>>

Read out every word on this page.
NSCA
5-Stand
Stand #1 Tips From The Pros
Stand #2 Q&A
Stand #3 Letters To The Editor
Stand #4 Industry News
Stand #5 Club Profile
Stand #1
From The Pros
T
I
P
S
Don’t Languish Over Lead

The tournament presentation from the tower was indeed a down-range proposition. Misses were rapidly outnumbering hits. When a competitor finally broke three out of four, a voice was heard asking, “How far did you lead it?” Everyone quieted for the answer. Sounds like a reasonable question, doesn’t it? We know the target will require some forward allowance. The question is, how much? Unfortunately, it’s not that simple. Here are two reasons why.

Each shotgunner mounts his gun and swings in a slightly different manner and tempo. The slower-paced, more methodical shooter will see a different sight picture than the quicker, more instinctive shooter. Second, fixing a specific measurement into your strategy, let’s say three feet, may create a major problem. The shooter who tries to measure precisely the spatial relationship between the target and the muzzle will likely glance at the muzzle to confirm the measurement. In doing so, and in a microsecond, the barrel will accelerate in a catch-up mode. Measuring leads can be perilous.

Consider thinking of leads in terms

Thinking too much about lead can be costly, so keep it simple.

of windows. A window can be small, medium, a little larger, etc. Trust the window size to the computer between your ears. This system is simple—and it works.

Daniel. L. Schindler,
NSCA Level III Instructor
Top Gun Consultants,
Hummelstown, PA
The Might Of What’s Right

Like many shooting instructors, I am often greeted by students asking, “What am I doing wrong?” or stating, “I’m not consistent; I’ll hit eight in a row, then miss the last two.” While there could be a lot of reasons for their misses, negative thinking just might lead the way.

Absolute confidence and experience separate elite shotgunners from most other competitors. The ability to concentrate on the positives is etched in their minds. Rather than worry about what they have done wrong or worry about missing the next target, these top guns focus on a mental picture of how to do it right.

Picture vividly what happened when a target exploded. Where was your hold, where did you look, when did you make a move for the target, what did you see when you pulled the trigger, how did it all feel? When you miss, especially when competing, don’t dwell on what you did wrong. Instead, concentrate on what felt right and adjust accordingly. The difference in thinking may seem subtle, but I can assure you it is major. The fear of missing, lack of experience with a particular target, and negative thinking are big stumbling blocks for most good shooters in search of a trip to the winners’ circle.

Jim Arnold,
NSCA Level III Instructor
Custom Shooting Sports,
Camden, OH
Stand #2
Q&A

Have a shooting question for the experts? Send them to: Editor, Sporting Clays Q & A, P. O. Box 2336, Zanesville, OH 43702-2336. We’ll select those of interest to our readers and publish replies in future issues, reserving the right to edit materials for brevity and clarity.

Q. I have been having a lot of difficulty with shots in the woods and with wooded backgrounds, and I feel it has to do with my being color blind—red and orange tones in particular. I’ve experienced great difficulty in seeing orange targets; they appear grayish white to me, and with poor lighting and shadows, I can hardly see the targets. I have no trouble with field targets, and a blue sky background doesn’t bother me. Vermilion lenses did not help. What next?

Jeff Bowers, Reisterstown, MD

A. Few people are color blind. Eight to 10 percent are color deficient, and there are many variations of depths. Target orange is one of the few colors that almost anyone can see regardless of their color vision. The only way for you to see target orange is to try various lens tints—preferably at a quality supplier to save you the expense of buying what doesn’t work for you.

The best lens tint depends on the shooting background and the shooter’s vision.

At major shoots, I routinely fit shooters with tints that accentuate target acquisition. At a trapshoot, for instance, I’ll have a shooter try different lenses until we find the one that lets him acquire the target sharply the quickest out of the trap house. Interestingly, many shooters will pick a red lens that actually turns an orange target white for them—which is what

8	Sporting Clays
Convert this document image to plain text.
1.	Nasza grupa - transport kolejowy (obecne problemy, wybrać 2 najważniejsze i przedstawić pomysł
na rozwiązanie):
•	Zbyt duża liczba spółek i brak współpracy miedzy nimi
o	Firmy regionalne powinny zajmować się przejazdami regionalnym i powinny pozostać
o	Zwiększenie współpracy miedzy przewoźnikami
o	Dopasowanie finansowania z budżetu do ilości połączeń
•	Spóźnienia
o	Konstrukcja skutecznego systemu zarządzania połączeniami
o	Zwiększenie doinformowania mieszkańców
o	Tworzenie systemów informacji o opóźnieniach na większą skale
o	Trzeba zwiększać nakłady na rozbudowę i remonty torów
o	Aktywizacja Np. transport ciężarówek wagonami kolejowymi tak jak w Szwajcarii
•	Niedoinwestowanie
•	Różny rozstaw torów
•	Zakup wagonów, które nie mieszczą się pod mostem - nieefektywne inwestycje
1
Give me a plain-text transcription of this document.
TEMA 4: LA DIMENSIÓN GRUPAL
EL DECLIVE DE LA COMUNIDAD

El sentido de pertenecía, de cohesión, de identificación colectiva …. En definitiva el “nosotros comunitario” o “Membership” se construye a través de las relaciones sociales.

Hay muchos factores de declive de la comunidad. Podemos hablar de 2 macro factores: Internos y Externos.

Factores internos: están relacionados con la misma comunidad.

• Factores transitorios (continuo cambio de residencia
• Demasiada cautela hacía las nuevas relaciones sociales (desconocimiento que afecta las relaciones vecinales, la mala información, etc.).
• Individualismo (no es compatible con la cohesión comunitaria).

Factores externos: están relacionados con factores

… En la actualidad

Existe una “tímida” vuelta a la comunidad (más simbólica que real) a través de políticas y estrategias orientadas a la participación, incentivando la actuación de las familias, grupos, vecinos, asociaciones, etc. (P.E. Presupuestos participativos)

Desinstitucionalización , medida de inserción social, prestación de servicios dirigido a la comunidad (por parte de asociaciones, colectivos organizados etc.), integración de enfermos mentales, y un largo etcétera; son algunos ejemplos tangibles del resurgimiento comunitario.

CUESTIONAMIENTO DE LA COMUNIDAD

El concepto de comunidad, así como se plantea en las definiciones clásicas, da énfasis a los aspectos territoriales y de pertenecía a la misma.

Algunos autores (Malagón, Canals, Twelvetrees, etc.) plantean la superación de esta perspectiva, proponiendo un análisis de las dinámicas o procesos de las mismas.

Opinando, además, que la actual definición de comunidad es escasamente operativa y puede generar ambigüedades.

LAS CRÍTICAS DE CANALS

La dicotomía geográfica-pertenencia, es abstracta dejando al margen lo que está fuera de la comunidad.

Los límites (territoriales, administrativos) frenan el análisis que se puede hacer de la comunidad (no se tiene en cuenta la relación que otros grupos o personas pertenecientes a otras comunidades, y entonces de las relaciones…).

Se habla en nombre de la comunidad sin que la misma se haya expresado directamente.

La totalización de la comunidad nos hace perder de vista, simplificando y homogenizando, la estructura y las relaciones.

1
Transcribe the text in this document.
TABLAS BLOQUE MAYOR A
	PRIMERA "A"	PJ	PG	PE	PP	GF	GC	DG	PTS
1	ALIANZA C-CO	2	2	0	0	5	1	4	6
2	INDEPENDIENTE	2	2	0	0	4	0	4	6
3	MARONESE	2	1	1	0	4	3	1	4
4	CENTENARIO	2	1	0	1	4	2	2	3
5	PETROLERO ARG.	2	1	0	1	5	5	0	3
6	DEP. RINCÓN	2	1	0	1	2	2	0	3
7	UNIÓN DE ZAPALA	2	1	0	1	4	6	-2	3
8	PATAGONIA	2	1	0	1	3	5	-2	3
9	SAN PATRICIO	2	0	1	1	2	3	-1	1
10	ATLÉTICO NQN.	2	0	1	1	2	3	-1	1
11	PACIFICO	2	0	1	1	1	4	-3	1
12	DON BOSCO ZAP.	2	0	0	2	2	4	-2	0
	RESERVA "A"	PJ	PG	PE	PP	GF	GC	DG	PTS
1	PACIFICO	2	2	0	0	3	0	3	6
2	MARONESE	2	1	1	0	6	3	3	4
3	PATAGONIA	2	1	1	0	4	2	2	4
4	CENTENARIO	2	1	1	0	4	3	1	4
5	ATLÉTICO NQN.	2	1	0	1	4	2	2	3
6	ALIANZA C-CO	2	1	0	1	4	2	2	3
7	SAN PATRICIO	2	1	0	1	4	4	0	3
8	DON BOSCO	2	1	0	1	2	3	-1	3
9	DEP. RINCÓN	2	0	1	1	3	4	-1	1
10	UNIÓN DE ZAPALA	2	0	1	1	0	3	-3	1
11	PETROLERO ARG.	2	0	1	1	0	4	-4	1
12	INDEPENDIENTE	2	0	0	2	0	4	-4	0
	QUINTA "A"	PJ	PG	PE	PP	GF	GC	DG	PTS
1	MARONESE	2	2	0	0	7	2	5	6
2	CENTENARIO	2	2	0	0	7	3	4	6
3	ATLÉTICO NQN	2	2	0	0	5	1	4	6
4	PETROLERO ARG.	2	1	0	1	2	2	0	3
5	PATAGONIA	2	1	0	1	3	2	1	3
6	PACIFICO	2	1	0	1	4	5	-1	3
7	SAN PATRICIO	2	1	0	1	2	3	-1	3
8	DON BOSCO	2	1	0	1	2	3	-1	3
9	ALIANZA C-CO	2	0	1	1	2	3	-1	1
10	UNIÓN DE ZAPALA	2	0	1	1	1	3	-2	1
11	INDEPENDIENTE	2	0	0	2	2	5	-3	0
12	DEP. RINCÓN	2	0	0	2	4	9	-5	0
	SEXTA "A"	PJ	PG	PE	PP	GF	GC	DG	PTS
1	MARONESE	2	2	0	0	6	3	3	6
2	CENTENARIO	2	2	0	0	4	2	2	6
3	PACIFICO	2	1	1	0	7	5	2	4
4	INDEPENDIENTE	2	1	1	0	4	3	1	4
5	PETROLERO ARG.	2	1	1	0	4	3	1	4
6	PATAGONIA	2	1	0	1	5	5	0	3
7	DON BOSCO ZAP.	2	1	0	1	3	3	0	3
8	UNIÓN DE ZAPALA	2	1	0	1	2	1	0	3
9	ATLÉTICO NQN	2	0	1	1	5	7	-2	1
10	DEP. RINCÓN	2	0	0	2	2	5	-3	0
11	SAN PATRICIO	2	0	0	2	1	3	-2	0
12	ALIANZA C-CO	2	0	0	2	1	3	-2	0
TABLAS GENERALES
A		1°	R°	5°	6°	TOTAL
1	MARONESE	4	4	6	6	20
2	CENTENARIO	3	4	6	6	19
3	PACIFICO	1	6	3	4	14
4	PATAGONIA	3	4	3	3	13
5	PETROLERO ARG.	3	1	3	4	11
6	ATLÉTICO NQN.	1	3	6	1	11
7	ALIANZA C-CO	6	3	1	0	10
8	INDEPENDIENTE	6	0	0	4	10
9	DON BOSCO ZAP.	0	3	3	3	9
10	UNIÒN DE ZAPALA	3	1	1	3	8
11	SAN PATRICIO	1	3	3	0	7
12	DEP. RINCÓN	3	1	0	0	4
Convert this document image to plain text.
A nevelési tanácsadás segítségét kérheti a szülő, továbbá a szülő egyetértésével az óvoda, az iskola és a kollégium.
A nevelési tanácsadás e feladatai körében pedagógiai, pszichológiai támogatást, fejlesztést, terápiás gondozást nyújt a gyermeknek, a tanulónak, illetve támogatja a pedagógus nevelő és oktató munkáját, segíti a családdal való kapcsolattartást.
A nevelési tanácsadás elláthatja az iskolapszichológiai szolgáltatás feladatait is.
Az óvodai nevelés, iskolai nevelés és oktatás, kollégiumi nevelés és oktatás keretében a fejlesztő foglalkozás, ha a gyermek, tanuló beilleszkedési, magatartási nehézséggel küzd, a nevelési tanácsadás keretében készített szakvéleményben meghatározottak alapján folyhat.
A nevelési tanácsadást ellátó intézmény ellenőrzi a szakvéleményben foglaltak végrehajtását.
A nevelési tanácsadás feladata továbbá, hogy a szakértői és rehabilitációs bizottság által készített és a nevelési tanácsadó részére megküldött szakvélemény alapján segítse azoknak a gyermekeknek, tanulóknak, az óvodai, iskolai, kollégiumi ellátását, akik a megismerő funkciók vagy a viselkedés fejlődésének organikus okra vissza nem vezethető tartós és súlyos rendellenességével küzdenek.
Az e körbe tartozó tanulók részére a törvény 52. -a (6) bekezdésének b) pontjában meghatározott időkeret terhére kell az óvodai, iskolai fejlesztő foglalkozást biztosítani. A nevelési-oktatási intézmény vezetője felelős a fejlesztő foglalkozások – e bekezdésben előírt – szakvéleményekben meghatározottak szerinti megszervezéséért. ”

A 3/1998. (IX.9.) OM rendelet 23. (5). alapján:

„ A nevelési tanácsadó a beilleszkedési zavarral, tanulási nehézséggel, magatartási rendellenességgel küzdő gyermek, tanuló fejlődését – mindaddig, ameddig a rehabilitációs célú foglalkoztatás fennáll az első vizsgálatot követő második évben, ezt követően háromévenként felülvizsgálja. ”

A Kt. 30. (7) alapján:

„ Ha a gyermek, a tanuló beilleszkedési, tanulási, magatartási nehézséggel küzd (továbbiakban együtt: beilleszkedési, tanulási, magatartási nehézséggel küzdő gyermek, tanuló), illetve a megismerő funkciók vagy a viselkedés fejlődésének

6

<<

▶ **EXERCISE INSTRUCTIONS**: Only lines with "ZAPALA" are wanted here; list each of them.

▶ **SOLUTION**:
7	UNIÓN DE ZAPALA	2	1	0	1	4	6	-2	3
10	UNIÓN DE ZAPALA	2	0	1	1	0	3	-3	1
10	UNIÓN DE ZAPALA	2	0	1	1	1	3	-2	1
8	UNIÓN DE ZAPALA	2	1	0	1	2	1	0	3
10	UNIÒN DE ZAPALA	3	1	1	3	8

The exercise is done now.